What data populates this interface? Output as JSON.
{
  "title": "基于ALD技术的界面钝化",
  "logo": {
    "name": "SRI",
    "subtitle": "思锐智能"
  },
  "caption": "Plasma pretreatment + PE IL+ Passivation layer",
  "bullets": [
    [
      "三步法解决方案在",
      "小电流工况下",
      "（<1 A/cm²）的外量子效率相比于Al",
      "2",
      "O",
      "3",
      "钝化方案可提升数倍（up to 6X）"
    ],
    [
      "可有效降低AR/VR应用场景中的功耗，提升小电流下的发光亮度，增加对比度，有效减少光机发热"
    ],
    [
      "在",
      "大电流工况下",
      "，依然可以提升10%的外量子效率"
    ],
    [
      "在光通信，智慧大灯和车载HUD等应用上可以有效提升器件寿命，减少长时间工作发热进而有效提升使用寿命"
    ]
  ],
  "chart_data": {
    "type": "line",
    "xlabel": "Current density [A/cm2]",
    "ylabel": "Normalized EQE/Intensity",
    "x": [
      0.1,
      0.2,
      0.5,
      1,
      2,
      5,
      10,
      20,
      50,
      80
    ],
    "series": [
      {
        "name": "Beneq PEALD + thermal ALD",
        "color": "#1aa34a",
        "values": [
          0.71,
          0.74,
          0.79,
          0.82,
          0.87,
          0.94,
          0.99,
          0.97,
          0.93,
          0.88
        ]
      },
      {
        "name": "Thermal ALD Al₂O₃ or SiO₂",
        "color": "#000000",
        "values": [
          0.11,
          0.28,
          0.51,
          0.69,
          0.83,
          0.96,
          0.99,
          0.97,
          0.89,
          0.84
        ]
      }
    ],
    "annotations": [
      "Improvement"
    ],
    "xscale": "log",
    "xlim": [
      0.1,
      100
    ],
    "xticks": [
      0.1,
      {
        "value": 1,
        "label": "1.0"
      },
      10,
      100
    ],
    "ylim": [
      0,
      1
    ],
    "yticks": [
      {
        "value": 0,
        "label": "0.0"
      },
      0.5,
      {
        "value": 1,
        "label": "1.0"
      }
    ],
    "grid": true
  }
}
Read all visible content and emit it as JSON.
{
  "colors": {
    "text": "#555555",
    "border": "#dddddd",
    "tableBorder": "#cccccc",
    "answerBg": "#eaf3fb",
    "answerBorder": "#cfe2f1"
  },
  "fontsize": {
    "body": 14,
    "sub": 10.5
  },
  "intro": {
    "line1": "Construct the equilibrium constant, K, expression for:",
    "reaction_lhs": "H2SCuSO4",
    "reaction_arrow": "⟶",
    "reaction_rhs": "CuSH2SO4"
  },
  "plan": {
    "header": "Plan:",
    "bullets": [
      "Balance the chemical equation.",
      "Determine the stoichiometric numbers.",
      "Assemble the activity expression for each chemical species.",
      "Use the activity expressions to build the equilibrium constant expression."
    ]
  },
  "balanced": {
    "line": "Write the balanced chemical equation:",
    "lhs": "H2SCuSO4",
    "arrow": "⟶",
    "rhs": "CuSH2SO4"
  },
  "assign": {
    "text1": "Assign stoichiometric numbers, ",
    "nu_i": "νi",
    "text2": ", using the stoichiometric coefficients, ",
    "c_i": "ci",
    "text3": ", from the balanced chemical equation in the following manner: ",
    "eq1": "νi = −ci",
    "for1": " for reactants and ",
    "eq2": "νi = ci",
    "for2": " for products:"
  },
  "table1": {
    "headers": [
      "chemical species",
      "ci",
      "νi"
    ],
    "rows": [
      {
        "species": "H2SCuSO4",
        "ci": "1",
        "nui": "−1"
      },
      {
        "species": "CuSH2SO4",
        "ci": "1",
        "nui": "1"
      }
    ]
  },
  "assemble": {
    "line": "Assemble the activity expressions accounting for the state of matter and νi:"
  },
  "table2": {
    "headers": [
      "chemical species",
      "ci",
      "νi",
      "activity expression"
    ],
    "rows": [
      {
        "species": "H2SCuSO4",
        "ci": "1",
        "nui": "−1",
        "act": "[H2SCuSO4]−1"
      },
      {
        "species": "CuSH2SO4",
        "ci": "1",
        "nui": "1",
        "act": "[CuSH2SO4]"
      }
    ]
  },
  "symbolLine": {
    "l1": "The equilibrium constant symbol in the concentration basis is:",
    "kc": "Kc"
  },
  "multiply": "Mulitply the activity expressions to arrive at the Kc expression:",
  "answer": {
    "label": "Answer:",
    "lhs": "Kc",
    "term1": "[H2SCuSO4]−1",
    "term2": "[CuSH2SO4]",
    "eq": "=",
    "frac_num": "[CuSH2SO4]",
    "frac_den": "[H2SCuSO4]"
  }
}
———
INSTRUCTIONS FOR THE TASK: Calculate how many lines of the material include the string "constant", and state that number by itself.

COMPLETE OUTPUT: 3